§ DATA SHOWN:
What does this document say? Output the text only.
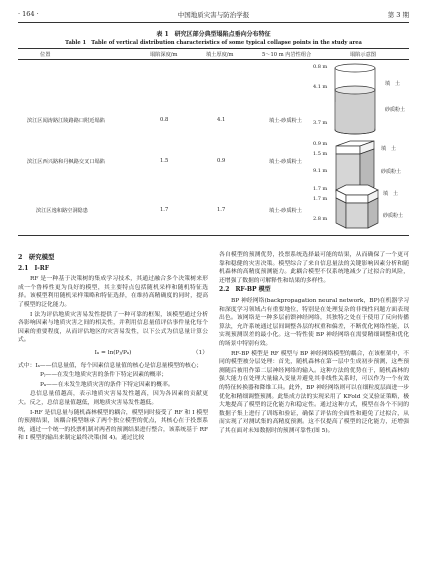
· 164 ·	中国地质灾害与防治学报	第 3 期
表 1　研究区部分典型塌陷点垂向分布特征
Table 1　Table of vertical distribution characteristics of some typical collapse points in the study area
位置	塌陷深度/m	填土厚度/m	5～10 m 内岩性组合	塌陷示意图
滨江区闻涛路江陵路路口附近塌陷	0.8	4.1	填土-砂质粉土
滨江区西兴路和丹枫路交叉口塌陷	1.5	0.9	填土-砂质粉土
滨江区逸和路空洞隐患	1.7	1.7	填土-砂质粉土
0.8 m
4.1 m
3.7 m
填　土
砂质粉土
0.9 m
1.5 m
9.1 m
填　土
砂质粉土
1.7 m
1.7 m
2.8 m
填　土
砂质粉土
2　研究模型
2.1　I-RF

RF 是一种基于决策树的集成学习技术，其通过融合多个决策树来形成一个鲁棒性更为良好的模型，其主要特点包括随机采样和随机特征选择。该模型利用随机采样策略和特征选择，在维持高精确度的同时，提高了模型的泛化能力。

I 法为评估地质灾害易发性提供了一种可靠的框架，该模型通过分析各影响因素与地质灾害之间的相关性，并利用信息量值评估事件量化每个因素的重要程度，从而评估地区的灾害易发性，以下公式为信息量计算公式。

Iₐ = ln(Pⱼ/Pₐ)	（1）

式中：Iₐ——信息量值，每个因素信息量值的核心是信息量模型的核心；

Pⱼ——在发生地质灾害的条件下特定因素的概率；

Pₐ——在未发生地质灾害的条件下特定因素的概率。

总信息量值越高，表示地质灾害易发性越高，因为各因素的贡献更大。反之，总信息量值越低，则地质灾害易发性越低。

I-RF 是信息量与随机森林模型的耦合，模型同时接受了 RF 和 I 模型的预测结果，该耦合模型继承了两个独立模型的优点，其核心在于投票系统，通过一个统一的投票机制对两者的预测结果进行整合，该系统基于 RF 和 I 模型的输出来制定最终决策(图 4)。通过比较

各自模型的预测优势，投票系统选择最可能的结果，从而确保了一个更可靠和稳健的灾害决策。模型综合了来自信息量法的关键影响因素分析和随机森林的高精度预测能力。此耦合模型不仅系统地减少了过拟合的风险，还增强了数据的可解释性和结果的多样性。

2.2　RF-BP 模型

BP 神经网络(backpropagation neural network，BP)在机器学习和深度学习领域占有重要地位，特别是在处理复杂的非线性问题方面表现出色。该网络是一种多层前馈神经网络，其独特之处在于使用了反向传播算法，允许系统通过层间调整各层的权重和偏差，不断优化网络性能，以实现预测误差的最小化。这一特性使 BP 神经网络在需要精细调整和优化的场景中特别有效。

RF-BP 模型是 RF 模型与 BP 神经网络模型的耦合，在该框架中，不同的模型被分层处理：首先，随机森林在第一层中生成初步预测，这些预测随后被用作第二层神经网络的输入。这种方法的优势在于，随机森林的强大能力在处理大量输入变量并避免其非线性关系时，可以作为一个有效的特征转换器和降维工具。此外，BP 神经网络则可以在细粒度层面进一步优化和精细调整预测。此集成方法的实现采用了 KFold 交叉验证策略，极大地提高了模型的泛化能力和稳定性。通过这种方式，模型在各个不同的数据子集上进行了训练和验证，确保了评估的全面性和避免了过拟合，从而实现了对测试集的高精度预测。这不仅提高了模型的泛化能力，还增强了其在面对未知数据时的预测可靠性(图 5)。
--
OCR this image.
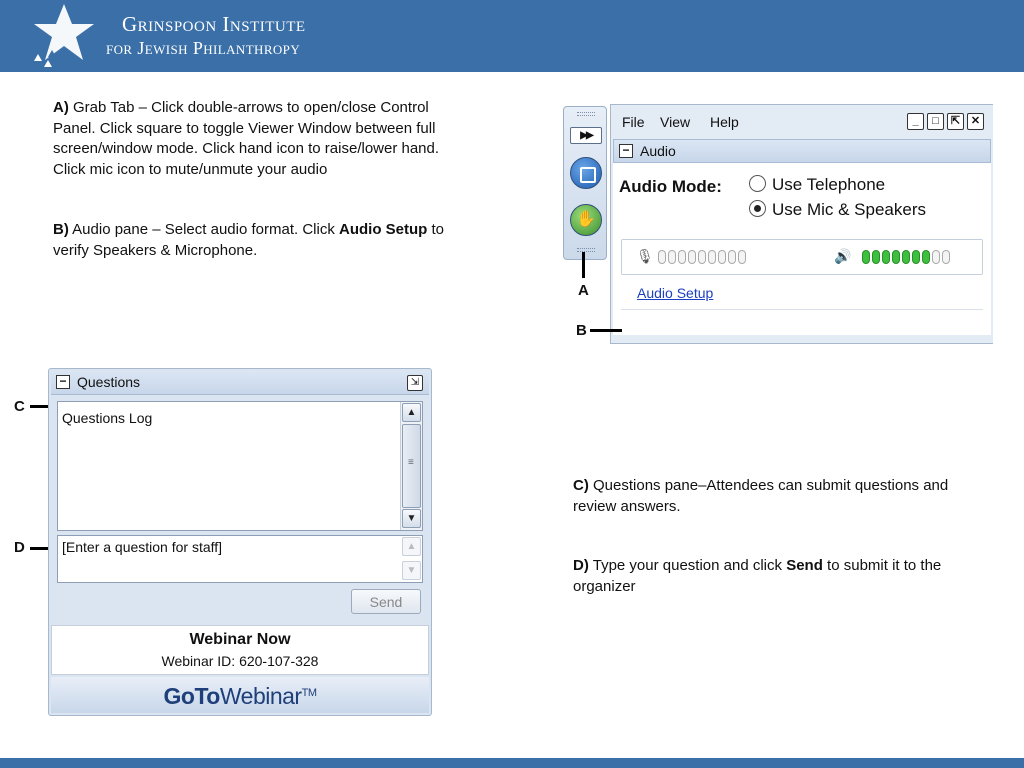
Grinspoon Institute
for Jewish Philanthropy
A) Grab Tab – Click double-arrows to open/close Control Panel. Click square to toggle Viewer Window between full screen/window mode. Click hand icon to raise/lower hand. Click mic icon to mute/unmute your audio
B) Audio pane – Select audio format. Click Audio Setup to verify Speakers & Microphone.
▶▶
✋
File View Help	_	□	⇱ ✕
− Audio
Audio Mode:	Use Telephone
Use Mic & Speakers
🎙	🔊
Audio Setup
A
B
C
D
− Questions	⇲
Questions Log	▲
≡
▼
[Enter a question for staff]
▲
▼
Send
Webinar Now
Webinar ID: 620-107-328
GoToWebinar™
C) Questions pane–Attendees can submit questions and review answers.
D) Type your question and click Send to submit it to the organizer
---
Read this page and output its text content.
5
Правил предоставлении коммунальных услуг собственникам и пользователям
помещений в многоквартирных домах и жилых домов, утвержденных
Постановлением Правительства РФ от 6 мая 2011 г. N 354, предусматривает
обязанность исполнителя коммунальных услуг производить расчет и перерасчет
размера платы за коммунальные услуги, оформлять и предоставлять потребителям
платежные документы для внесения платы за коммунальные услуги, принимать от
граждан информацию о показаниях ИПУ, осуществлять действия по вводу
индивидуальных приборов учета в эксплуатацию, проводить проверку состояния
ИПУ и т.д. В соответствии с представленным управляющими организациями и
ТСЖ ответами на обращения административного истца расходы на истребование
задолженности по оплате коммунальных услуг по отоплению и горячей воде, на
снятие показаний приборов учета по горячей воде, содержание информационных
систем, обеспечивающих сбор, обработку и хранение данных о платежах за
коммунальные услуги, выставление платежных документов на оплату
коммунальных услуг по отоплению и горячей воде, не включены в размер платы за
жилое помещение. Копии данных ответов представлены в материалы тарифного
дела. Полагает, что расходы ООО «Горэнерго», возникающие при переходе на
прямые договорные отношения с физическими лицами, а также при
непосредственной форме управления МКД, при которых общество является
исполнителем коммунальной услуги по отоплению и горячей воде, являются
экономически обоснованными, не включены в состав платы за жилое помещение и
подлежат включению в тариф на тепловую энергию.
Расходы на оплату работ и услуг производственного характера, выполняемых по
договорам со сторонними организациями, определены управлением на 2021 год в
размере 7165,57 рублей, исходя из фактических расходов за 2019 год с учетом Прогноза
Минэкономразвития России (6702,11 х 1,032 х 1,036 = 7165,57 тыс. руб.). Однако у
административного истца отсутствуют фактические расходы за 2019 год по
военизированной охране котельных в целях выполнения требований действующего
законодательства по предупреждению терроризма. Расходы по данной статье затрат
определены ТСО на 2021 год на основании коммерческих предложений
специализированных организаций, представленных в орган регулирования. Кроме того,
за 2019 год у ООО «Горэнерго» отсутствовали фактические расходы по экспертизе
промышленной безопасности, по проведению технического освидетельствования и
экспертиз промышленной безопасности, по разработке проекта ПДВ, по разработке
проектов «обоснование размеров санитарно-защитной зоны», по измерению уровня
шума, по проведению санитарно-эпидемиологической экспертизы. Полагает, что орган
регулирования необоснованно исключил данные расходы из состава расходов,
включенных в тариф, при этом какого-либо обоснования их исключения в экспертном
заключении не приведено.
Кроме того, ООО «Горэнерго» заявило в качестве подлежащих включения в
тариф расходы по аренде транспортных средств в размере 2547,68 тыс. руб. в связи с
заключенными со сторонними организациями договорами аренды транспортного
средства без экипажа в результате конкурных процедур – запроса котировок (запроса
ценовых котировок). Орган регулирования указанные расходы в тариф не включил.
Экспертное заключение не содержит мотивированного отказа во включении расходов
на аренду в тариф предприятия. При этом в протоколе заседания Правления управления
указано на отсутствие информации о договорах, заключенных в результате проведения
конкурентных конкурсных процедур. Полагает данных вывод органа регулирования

§ PROMPT:
Only the count is wanted: report how many lines of the material above hold the word "проведению".

§ SOLUTION TO THE EXERCISE:
2